What this task involves: Quote every line below exactly and skip any picture.

(Data excerpts)
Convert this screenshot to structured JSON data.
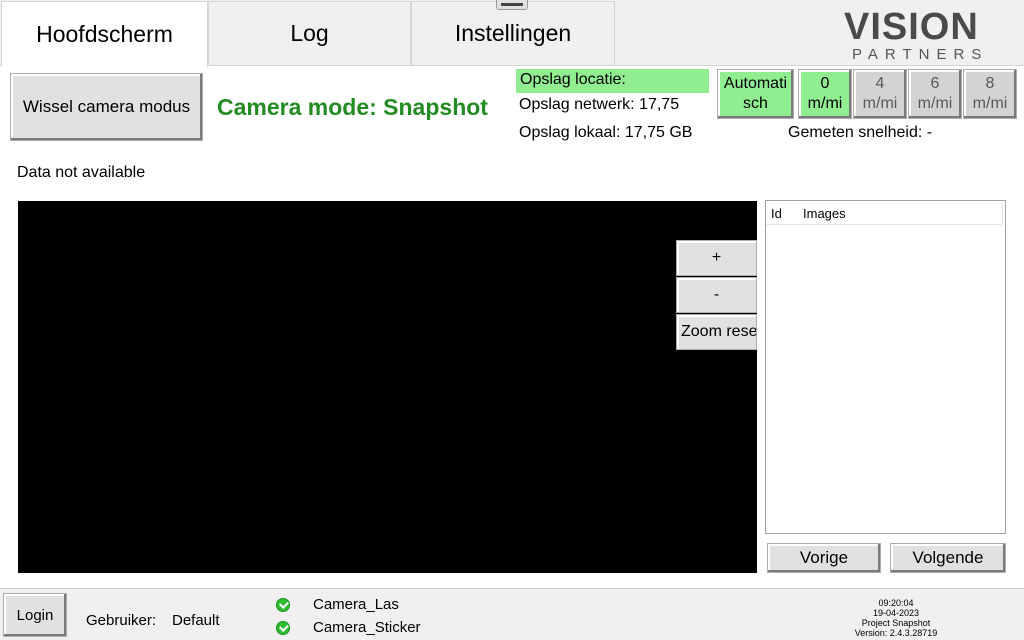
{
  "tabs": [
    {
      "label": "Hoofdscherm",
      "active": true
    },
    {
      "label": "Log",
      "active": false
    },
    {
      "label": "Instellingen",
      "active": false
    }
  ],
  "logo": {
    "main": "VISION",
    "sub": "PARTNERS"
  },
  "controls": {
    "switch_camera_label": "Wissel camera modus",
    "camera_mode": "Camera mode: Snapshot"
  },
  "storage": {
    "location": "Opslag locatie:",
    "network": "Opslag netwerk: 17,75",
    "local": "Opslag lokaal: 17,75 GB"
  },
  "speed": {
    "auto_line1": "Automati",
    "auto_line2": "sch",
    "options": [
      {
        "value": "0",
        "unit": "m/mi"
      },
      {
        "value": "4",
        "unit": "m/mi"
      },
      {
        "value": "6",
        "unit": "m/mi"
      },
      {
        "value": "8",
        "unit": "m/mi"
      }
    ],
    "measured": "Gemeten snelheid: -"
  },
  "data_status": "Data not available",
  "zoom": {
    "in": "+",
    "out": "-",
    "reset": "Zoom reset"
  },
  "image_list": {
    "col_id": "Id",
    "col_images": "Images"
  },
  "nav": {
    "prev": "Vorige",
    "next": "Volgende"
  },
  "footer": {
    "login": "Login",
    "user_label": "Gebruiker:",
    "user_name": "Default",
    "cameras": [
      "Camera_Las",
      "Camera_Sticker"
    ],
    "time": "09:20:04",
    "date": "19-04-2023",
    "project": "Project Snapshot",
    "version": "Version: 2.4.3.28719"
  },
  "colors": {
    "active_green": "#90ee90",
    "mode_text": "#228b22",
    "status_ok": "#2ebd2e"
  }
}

Output for this exercise:
Convert this screenshot to structured JSON data.
{
  "tabs": [
    {
      "label": "Hoofdscherm",
      "active": true
    },
    {
      "label": "Log",
      "active": false
    },
    {
      "label": "Instellingen",
      "active": false
    }
  ],
  "logo": {
    "main": "VISION",
    "sub": "PARTNERS"
  },
  "controls": {
    "switch_camera_label": "Wissel camera modus",
    "camera_mode": "Camera mode: Snapshot"
  },
  "storage": {
    "location": "Opslag locatie:",
    "network": "Opslag netwerk: 17,75",
    "local": "Opslag lokaal: 17,75 GB"
  },
  "speed": {
    "auto_line1": "Automati",
    "auto_line2": "sch",
    "options": [
      {
        "value": "0",
        "unit": "m/mi"
      },
      {
        "value": "4",
        "unit": "m/mi"
      },
      {
        "value": "6",
        "unit": "m/mi"
      },
      {
        "value": "8",
        "unit": "m/mi"
      }
    ],
    "measured": "Gemeten snelheid: -"
  },
  "data_status": "Data not available",
  "zoom": {
    "in": "+",
    "out": "-",
    "reset": "Zoom reset"
  },
  "image_list": {
    "col_id": "Id",
    "col_images": "Images"
  },
  "nav": {
    "prev": "Vorige",
    "next": "Volgende"
  },
  "footer": {
    "login": "Login",
    "user_label": "Gebruiker:",
    "user_name": "Default",
    "cameras": [
      "Camera_Las",
      "Camera_Sticker"
    ],
    "time": "09:20:04",
    "date": "19-04-2023",
    "project": "Project Snapshot",
    "version": "Version: 2.4.3.28719"
  },
  "colors": {
    "active_green": "#90ee90",
    "mode_text": "#228b22",
    "status_ok": "#2ebd2e"
  }
}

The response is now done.